**SHORT TASK:** Show all lines that include the string "rubber"; copy each one.

**MATERIAL PROVIDED:**
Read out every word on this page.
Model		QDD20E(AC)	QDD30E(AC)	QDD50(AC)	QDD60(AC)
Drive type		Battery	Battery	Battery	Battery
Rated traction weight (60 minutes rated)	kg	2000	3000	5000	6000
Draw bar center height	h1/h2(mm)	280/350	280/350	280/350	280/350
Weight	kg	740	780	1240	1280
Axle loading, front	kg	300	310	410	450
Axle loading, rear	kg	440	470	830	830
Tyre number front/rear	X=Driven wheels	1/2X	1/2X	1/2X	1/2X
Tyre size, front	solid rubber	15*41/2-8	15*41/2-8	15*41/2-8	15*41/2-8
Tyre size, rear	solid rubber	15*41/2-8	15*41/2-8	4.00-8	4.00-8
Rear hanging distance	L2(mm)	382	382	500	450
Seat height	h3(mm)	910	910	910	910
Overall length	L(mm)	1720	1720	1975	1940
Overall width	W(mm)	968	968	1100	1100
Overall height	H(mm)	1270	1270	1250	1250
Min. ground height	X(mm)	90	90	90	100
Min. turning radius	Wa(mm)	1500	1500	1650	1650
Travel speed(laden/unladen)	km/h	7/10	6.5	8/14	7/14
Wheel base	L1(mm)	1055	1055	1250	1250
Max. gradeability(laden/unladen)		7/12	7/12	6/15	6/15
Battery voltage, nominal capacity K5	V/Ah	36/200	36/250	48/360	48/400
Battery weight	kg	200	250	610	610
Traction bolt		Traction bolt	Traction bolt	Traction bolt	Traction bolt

**WRITTEN RESPONSE:**
Tyre size, front	solid rubber	15*41/2-8	15*41/2-8	15*41/2-8	15*41/2-8
Tyre size, rear	solid rubber	15*41/2-8	15*41/2-8	4.00-8	4.00-8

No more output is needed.